** Begin Extracted material **

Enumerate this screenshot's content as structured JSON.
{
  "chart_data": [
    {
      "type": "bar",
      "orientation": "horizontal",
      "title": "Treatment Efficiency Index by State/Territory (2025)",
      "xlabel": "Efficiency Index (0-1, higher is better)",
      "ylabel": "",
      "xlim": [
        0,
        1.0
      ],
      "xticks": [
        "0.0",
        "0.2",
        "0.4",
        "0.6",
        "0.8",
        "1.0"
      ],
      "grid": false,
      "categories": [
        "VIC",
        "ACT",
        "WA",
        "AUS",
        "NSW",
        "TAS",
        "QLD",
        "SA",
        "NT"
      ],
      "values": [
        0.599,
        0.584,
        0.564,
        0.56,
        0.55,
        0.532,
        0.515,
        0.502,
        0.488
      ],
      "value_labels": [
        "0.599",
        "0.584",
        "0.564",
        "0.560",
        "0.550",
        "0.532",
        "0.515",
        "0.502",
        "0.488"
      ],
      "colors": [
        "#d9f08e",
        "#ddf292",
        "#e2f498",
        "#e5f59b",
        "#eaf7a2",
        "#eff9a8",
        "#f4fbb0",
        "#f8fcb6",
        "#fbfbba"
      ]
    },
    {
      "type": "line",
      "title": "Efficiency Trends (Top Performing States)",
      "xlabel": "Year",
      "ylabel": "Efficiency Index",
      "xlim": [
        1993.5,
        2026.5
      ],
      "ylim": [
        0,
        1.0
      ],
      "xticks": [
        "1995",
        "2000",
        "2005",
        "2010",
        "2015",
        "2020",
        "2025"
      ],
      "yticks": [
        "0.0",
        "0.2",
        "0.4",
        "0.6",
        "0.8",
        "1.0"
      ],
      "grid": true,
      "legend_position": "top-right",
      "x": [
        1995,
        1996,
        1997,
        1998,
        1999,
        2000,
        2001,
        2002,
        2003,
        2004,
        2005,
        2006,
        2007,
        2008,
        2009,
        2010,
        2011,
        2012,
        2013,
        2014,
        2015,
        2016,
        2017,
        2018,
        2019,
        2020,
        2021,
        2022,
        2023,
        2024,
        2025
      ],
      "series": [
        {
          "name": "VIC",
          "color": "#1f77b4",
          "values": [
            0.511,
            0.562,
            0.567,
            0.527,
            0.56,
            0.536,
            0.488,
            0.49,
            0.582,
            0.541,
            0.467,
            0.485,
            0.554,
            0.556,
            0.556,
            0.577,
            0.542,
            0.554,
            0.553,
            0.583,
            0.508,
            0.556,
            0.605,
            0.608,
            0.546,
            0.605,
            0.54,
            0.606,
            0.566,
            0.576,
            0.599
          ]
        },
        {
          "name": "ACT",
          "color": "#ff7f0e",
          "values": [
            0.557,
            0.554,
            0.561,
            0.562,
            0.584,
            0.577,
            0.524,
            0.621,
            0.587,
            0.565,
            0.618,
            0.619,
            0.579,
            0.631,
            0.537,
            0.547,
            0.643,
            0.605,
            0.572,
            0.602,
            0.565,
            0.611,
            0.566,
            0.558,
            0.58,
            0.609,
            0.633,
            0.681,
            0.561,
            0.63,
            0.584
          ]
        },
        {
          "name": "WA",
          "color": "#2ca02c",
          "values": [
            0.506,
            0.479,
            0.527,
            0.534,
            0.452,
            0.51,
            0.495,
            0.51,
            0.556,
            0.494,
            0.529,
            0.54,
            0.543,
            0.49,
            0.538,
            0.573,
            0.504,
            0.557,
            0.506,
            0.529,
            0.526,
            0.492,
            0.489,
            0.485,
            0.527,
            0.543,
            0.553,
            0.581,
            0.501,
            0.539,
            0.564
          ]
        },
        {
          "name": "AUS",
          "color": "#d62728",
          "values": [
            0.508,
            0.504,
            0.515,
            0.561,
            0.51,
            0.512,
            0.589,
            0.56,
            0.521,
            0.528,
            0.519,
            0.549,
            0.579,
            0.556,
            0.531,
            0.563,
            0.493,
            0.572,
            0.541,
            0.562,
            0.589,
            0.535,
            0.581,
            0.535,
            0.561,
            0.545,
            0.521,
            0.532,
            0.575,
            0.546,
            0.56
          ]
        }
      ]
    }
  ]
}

** End Extracted material **

*The task:*
Transcribe each entry exactly.

*Finished task:*
Enumerate this screenshot's content as structured JSON.
{
  "chart_data": [
    {
      "type": "bar",
      "orientation": "horizontal",
      "title": "Treatment Efficiency Index by State/Territory (2025)",
      "xlabel": "Efficiency Index (0-1, higher is better)",
      "ylabel": "",
      "xlim": [
        0,
        1.0
      ],
      "xticks": [
        "0.0",
        "0.2",
        "0.4",
        "0.6",
        "0.8",
        "1.0"
      ],
      "grid": false,
      "categories": [
        "VIC",
        "ACT",
        "WA",
        "AUS",
        "NSW",
        "TAS",
        "QLD",
        "SA",
        "NT"
      ],
      "values": [
        0.599,
        0.584,
        0.564,
        0.56,
        0.55,
        0.532,
        0.515,
        0.502,
        0.488
      ],
      "value_labels": [
        "0.599",
        "0.584",
        "0.564",
        "0.560",
        "0.550",
        "0.532",
        "0.515",
        "0.502",
        "0.488"
      ],
      "colors": [
        "#d9f08e",
        "#ddf292",
        "#e2f498",
        "#e5f59b",
        "#eaf7a2",
        "#eff9a8",
        "#f4fbb0",
        "#f8fcb6",
        "#fbfbba"
      ]
    },
    {
      "type": "line",
      "title": "Efficiency Trends (Top Performing States)",
      "xlabel": "Year",
      "ylabel": "Efficiency Index",
      "xlim": [
        1993.5,
        2026.5
      ],
      "ylim": [
        0,
        1.0
      ],
      "xticks": [
        "1995",
        "2000",
        "2005",
        "2010",
        "2015",
        "2020",
        "2025"
      ],
      "yticks": [
        "0.0",
        "0.2",
        "0.4",
        "0.6",
        "0.8",
        "1.0"
      ],
      "grid": true,
      "legend_position": "top-right",
      "x": [
        1995,
        1996,
        1997,
        1998,
        1999,
        2000,
        2001,
        2002,
        2003,
        2004,
        2005,
        2006,
        2007,
        2008,
        2009,
        2010,
        2011,
        2012,
        2013,
        2014,
        2015,
        2016,
        2017,
        2018,
        2019,
        2020,
        2021,
        2022,
        2023,
        2024,
        2025
      ],
      "series": [
        {
          "name": "VIC",
          "color": "#1f77b4",
          "values": [
            0.511,
            0.562,
            0.567,
            0.527,
            0.56,
            0.536,
            0.488,
            0.49,
            0.582,
            0.541,
            0.467,
            0.485,
            0.554,
            0.556,
            0.556,
            0.577,
            0.542,
            0.554,
            0.553,
            0.583,
            0.508,
            0.556,
            0.605,
            0.608,
            0.546,
            0.605,
            0.54,
            0.606,
            0.566,
            0.576,
            0.599
          ]
        },
        {
          "name": "ACT",
          "color": "#ff7f0e",
          "values": [
            0.557,
            0.554,
            0.561,
            0.562,
            0.584,
            0.577,
            0.524,
            0.621,
            0.587,
            0.565,
            0.618,
            0.619,
            0.579,
            0.631,
            0.537,
            0.547,
            0.643,
            0.605,
            0.572,
            0.602,
            0.565,
            0.611,
            0.566,
            0.558,
            0.58,
            0.609,
            0.633,
            0.681,
            0.561,
            0.63,
            0.584
          ]
        },
        {
          "name": "WA",
          "color": "#2ca02c",
          "values": [
            0.506,
            0.479,
            0.527,
            0.534,
            0.452,
            0.51,
            0.495,
            0.51,
            0.556,
            0.494,
            0.529,
            0.54,
            0.543,
            0.49,
            0.538,
            0.573,
            0.504,
            0.557,
            0.506,
            0.529,
            0.526,
            0.492,
            0.489,
            0.485,
            0.527,
            0.543,
            0.553,
            0.581,
            0.501,
            0.539,
            0.564
          ]
        },
        {
          "name": "AUS",
          "color": "#d62728",
          "values": [
            0.508,
            0.504,
            0.515,
            0.561,
            0.51,
            0.512,
            0.589,
            0.56,
            0.521,
            0.528,
            0.519,
            0.549,
            0.579,
            0.556,
            0.531,
            0.563,
            0.493,
            0.572,
            0.541,
            0.562,
            0.589,
            0.535,
            0.581,
            0.535,
            0.561,
            0.545,
            0.521,
            0.532,
            0.575,
            0.546,
            0.56
          ]
        }
      ]
    }
  ]
}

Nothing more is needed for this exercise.